- [Written exercise]:
Copy each line exactly. Drop every picture.

- [Material for this exercise]:

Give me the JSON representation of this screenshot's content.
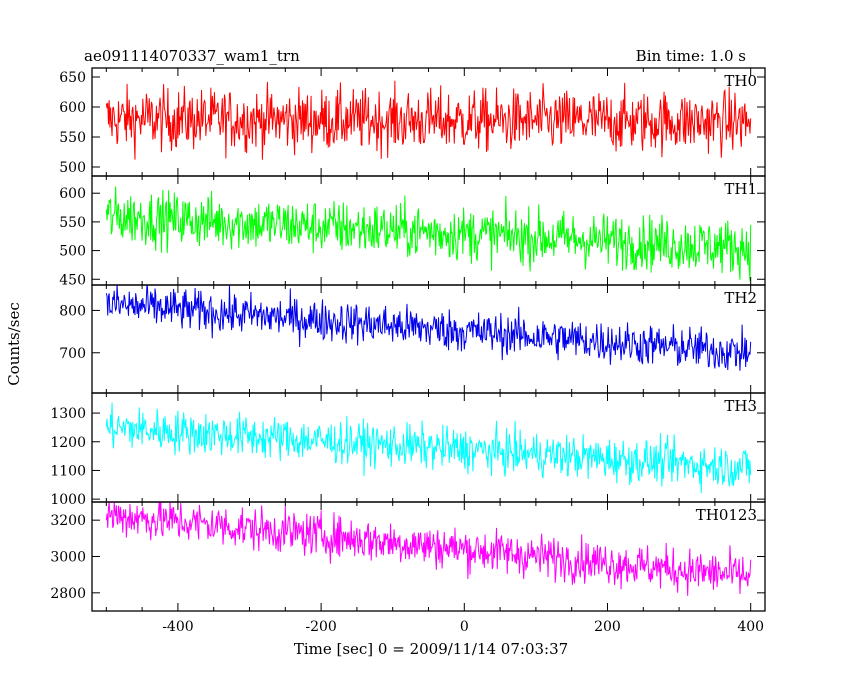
{
  "chart_data": {
    "type": "line",
    "title": "ae091114070337_wam1_trn",
    "subtitle": "Bin time: 1.0 s",
    "xlabel": "Time [sec] 0 = 2009/11/14 07:03:37",
    "ylabel": "Counts/sec",
    "xlim": [
      -520,
      420
    ],
    "x_ticks": [
      "-400",
      "-200",
      "0",
      "200",
      "400"
    ],
    "x_tick_values": [
      -400,
      -200,
      0,
      200,
      400
    ],
    "x_start": -500,
    "x_end": 400,
    "bin_s": 1.0,
    "grid": false,
    "panels": [
      {
        "name": "TH0",
        "color": "#ff0000",
        "ylim": [
          485,
          665
        ],
        "y_ticks": [
          500,
          550,
          600,
          650
        ],
        "trend": [
          [
            -500,
            580
          ],
          [
            400,
            575
          ]
        ],
        "noise": 26
      },
      {
        "name": "TH1",
        "color": "#00ff00",
        "ylim": [
          440,
          630
        ],
        "y_ticks": [
          450,
          500,
          550,
          600
        ],
        "trend": [
          [
            -500,
            560
          ],
          [
            400,
            505
          ]
        ],
        "noise": 24
      },
      {
        "name": "TH2",
        "color": "#0000ee",
        "ylim": [
          605,
          860
        ],
        "y_ticks": [
          700,
          800
        ],
        "trend": [
          [
            -500,
            815
          ],
          [
            400,
            700
          ]
        ],
        "noise": 25
      },
      {
        "name": "TH3",
        "color": "#00ffff",
        "ylim": [
          990,
          1370
        ],
        "y_ticks": [
          1000,
          1100,
          1200,
          1300
        ],
        "trend": [
          [
            -500,
            1250
          ],
          [
            400,
            1110
          ]
        ],
        "noise": 38
      },
      {
        "name": "TH0123",
        "color": "#ff00ff",
        "ylim": [
          2700,
          3300
        ],
        "y_ticks": [
          2800,
          3000,
          3200
        ],
        "trend": [
          [
            -500,
            3230
          ],
          [
            400,
            2890
          ]
        ],
        "noise": 60
      }
    ]
  }
}
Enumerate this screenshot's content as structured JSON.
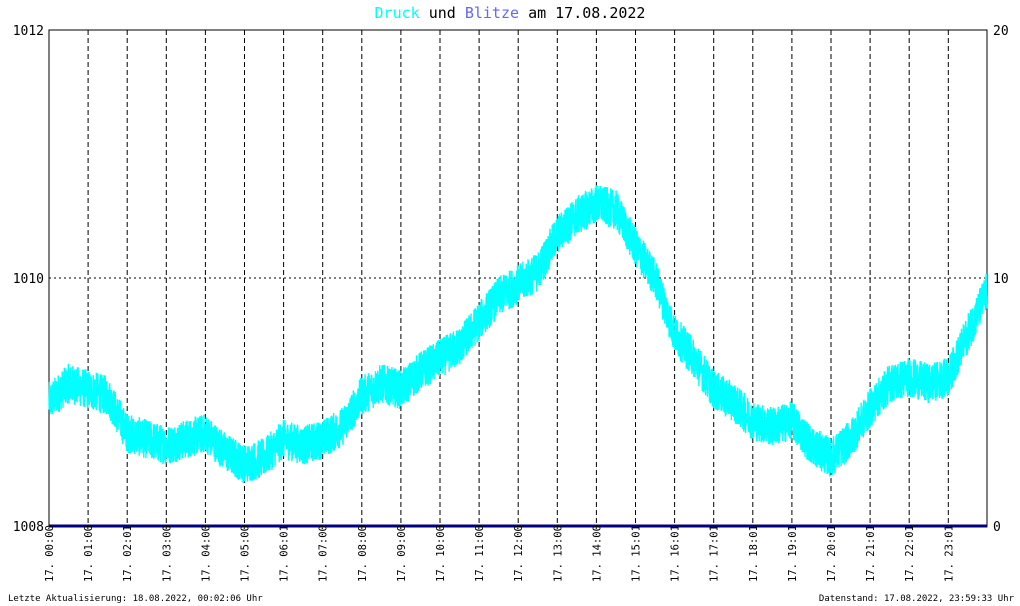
{
  "title": {
    "part1": "Druck",
    "part2": "und",
    "part3": "Blitze",
    "part4": "am 17.08.2022",
    "color1": "#00ffff",
    "color3": "#6666ff"
  },
  "footer": {
    "left": "Letzte Aktualisierung: 18.08.2022, 00:02:06 Uhr",
    "right": "Datenstand: 17.08.2022, 23:59:33 Uhr"
  },
  "chart_data": {
    "type": "line",
    "title": "Druck und Blitze am 17.08.2022",
    "y_left": {
      "ticks": [
        "1012",
        "1010",
        "1008"
      ],
      "range": [
        1008,
        1012
      ]
    },
    "y_right": {
      "ticks": [
        "20",
        "10",
        "0"
      ],
      "range": [
        0,
        20
      ]
    },
    "x_ticks": [
      "17. 00:00",
      "17. 01:00",
      "17. 02:01",
      "17. 03:00",
      "17. 04:00",
      "17. 05:00",
      "17. 06:01",
      "17. 07:00",
      "17. 08:00",
      "17. 09:00",
      "17. 10:00",
      "17. 11:00",
      "17. 12:00",
      "17. 13:00",
      "17. 14:00",
      "17. 15:01",
      "17. 16:01",
      "17. 17:01",
      "17. 18:01",
      "17. 19:01",
      "17. 20:01",
      "17. 21:01",
      "17. 22:01",
      "17. 23:01"
    ],
    "x_range_hours": [
      0,
      24
    ],
    "grid": true,
    "series": [
      {
        "name": "Druck",
        "axis": "left",
        "color": "#00ffff",
        "x_hours": [
          0,
          0.5,
          1.0,
          1.5,
          2.0,
          2.5,
          3.0,
          3.5,
          4.0,
          4.5,
          5.0,
          5.5,
          6.0,
          6.5,
          7.0,
          7.5,
          8.0,
          8.5,
          9.0,
          9.5,
          10.0,
          10.5,
          11.0,
          11.5,
          12.0,
          12.5,
          13.0,
          13.5,
          14.0,
          14.5,
          15.0,
          15.5,
          16.0,
          16.5,
          17.0,
          17.5,
          18.0,
          18.5,
          19.0,
          19.5,
          20.0,
          20.5,
          21.0,
          21.5,
          22.0,
          22.5,
          23.0,
          23.5,
          24.0
        ],
        "values": [
          1009.0,
          1009.15,
          1009.1,
          1009.05,
          1008.75,
          1008.7,
          1008.65,
          1008.7,
          1008.75,
          1008.6,
          1008.5,
          1008.55,
          1008.7,
          1008.65,
          1008.7,
          1008.8,
          1009.05,
          1009.15,
          1009.1,
          1009.25,
          1009.35,
          1009.45,
          1009.65,
          1009.85,
          1009.95,
          1010.05,
          1010.35,
          1010.5,
          1010.6,
          1010.55,
          1010.25,
          1010.0,
          1009.55,
          1009.35,
          1009.1,
          1009.0,
          1008.85,
          1008.8,
          1008.85,
          1008.65,
          1008.55,
          1008.7,
          1008.95,
          1009.15,
          1009.2,
          1009.15,
          1009.2,
          1009.55,
          1009.9
        ]
      },
      {
        "name": "Blitze",
        "axis": "right",
        "color": "#000080",
        "x_hours": [
          0,
          24
        ],
        "values": [
          0,
          0
        ]
      }
    ]
  }
}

- [Exercise answer]:
Give me the JSON representation of this screenshot's content.
{
  "chart_data": {
    "type": "line",
    "title": "ae091114070337_wam1_trn",
    "subtitle": "Bin time: 1.0 s",
    "xlabel": "Time [sec] 0 = 2009/11/14 07:03:37",
    "ylabel": "Counts/sec",
    "xlim": [
      -520,
      420
    ],
    "x_ticks": [
      "-400",
      "-200",
      "0",
      "200",
      "400"
    ],
    "x_tick_values": [
      -400,
      -200,
      0,
      200,
      400
    ],
    "x_start": -500,
    "x_end": 400,
    "bin_s": 1.0,
    "grid": false,
    "panels": [
      {
        "name": "TH0",
        "color": "#ff0000",
        "ylim": [
          485,
          665
        ],
        "y_ticks": [
          500,
          550,
          600,
          650
        ],
        "trend": [
          [
            -500,
            580
          ],
          [
            400,
            575
          ]
        ],
        "noise": 26
      },
      {
        "name": "TH1",
        "color": "#00ff00",
        "ylim": [
          440,
          630
        ],
        "y_ticks": [
          450,
          500,
          550,
          600
        ],
        "trend": [
          [
            -500,
            560
          ],
          [
            400,
            505
          ]
        ],
        "noise": 24
      },
      {
        "name": "TH2",
        "color": "#0000ee",
        "ylim": [
          605,
          860
        ],
        "y_ticks": [
          700,
          800
        ],
        "trend": [
          [
            -500,
            815
          ],
          [
            400,
            700
          ]
        ],
        "noise": 25
      },
      {
        "name": "TH3",
        "color": "#00ffff",
        "ylim": [
          990,
          1370
        ],
        "y_ticks": [
          1000,
          1100,
          1200,
          1300
        ],
        "trend": [
          [
            -500,
            1250
          ],
          [
            400,
            1110
          ]
        ],
        "noise": 38
      },
      {
        "name": "TH0123",
        "color": "#ff00ff",
        "ylim": [
          2700,
          3300
        ],
        "y_ticks": [
          2800,
          3000,
          3200
        ],
        "trend": [
          [
            -500,
            3230
          ],
          [
            400,
            2890
          ]
        ],
        "noise": 60
      }
    ]
  }
}
Enumerate this screenshot's content as structured JSON.
{
  "title": {
    "part1": "Druck",
    "part2": "und",
    "part3": "Blitze",
    "part4": "am 17.08.2022",
    "color1": "#00ffff",
    "color3": "#6666ff"
  },
  "footer": {
    "left": "Letzte Aktualisierung: 18.08.2022, 00:02:06 Uhr",
    "right": "Datenstand: 17.08.2022, 23:59:33 Uhr"
  },
  "chart_data": {
    "type": "line",
    "title": "Druck und Blitze am 17.08.2022",
    "y_left": {
      "ticks": [
        "1012",
        "1010",
        "1008"
      ],
      "range": [
        1008,
        1012
      ]
    },
    "y_right": {
      "ticks": [
        "20",
        "10",
        "0"
      ],
      "range": [
        0,
        20
      ]
    },
    "x_ticks": [
      "17. 00:00",
      "17. 01:00",
      "17. 02:01",
      "17. 03:00",
      "17. 04:00",
      "17. 05:00",
      "17. 06:01",
      "17. 07:00",
      "17. 08:00",
      "17. 09:00",
      "17. 10:00",
      "17. 11:00",
      "17. 12:00",
      "17. 13:00",
      "17. 14:00",
      "17. 15:01",
      "17. 16:01",
      "17. 17:01",
      "17. 18:01",
      "17. 19:01",
      "17. 20:01",
      "17. 21:01",
      "17. 22:01",
      "17. 23:01"
    ],
    "x_range_hours": [
      0,
      24
    ],
    "grid": true,
    "series": [
      {
        "name": "Druck",
        "axis": "left",
        "color": "#00ffff",
        "x_hours": [
          0,
          0.5,
          1.0,
          1.5,
          2.0,
          2.5,
          3.0,
          3.5,
          4.0,
          4.5,
          5.0,
          5.5,
          6.0,
          6.5,
          7.0,
          7.5,
          8.0,
          8.5,
          9.0,
          9.5,
          10.0,
          10.5,
          11.0,
          11.5,
          12.0,
          12.5,
          13.0,
          13.5,
          14.0,
          14.5,
          15.0,
          15.5,
          16.0,
          16.5,
          17.0,
          17.5,
          18.0,
          18.5,
          19.0,
          19.5,
          20.0,
          20.5,
          21.0,
          21.5,
          22.0,
          22.5,
          23.0,
          23.5,
          24.0
        ],
        "values": [
          1009.0,
          1009.15,
          1009.1,
          1009.05,
          1008.75,
          1008.7,
          1008.65,
          1008.7,
          1008.75,
          1008.6,
          1008.5,
          1008.55,
          1008.7,
          1008.65,
          1008.7,
          1008.8,
          1009.05,
          1009.15,
          1009.1,
          1009.25,
          1009.35,
          1009.45,
          1009.65,
          1009.85,
          1009.95,
          1010.05,
          1010.35,
          1010.5,
          1010.6,
          1010.55,
          1010.25,
          1010.0,
          1009.55,
          1009.35,
          1009.1,
          1009.0,
          1008.85,
          1008.8,
          1008.85,
          1008.65,
          1008.55,
          1008.7,
          1008.95,
          1009.15,
          1009.2,
          1009.15,
          1009.2,
          1009.55,
          1009.9
        ]
      },
      {
        "name": "Blitze",
        "axis": "right",
        "color": "#000080",
        "x_hours": [
          0,
          24
        ],
        "values": [
          0,
          0
        ]
      }
    ]
  }
}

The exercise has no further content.